## BEGIN DATA FOR PROCESSING
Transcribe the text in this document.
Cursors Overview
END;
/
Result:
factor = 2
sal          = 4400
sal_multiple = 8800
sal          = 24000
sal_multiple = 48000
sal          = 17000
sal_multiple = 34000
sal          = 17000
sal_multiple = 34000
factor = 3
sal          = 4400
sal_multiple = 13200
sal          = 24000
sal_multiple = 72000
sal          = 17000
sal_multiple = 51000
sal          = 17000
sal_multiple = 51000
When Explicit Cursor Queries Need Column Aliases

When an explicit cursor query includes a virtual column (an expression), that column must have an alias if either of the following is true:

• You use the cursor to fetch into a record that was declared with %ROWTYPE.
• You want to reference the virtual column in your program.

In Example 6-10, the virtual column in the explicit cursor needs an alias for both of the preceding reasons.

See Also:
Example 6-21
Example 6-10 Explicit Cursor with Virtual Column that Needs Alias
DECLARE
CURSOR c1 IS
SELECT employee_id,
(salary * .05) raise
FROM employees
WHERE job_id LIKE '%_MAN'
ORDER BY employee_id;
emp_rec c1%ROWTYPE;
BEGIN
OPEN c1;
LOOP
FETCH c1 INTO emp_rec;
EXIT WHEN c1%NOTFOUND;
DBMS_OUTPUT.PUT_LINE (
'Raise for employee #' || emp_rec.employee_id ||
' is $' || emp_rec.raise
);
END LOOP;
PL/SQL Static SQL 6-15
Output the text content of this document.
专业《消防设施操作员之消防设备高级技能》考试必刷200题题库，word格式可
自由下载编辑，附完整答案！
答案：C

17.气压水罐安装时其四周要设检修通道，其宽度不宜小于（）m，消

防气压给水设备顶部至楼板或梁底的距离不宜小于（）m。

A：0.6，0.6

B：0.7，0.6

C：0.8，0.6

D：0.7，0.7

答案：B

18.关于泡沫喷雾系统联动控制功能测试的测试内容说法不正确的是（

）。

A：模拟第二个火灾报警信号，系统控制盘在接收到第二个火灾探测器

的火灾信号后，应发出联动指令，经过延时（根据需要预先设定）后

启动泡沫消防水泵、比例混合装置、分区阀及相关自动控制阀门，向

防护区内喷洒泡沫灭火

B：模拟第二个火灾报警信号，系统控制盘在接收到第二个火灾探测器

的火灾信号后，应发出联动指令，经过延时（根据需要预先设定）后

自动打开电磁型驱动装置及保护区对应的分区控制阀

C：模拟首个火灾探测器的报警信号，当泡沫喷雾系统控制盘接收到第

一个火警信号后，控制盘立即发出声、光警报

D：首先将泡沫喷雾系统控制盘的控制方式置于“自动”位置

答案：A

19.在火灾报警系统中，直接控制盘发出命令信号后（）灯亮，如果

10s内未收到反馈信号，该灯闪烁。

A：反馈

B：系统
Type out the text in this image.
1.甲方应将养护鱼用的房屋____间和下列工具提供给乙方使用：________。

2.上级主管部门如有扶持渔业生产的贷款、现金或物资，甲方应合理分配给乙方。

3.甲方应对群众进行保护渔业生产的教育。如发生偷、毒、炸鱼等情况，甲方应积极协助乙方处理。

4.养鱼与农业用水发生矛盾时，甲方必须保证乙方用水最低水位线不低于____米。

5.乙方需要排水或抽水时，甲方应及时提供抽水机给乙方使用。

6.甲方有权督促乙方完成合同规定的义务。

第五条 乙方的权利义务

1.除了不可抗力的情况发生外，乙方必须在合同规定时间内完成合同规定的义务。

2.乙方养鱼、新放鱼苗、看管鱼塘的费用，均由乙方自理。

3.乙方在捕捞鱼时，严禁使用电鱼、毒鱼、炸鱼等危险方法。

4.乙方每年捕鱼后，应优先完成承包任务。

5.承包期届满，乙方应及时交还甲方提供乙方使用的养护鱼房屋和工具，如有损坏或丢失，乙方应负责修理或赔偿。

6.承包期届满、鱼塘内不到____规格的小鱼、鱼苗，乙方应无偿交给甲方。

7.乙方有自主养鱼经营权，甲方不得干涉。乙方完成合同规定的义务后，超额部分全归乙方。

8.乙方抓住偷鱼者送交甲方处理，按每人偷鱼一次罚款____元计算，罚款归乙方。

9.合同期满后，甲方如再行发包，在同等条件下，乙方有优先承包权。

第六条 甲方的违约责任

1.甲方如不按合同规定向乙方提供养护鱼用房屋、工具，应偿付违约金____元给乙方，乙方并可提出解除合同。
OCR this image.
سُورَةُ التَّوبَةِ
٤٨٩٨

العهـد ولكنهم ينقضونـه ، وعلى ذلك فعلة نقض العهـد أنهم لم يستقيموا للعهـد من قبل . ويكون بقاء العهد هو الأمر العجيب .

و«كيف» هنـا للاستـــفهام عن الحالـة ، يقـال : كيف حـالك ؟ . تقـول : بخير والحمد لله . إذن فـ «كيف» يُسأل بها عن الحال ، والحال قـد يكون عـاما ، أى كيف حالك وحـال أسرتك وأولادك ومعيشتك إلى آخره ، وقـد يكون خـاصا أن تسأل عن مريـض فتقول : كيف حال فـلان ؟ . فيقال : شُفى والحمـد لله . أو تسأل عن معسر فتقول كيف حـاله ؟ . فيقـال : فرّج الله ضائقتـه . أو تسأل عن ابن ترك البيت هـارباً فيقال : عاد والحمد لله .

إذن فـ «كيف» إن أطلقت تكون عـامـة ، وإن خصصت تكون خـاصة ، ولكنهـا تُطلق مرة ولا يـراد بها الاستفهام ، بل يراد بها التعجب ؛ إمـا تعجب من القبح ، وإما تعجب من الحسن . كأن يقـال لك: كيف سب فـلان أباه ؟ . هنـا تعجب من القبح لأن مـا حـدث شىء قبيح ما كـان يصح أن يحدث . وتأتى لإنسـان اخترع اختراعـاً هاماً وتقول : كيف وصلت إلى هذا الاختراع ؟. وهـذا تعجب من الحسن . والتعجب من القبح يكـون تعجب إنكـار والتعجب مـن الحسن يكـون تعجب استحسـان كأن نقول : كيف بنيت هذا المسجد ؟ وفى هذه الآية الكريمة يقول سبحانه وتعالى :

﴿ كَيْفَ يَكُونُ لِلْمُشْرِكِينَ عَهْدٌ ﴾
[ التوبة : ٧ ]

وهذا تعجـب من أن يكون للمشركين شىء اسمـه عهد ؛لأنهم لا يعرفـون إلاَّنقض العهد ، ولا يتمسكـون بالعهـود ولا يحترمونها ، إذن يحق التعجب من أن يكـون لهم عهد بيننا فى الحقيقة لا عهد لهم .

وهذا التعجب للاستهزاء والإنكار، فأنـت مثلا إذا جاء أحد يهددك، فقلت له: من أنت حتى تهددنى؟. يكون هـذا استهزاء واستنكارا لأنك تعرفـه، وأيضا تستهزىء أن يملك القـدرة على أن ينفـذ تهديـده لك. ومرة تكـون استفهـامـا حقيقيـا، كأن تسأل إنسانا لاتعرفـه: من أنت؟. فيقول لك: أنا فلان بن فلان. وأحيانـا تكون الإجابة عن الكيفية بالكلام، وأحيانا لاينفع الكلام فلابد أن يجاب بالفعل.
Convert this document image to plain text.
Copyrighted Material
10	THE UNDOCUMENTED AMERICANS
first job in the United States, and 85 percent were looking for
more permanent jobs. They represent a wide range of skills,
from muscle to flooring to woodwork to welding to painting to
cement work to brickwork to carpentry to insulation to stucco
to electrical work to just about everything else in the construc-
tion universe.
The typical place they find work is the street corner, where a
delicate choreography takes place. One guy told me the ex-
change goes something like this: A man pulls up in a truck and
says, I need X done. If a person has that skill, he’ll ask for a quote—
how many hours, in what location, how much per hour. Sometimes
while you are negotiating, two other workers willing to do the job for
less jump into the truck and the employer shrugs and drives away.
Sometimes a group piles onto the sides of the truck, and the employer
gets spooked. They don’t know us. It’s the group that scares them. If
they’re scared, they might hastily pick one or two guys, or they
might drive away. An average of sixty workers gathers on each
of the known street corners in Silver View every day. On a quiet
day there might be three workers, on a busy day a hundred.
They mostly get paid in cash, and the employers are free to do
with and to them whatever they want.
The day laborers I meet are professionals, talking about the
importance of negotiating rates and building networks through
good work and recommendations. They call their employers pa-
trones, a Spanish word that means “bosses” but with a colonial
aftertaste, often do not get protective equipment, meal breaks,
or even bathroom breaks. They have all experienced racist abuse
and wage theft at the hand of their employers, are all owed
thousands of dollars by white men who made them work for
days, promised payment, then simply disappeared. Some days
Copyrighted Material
## END DATA FOR PROCESSING
- EXERCISE TASK
How many of the lines above hold the word "يقـال"? Give only that number.

- REPLY TO THE EXERCISE
2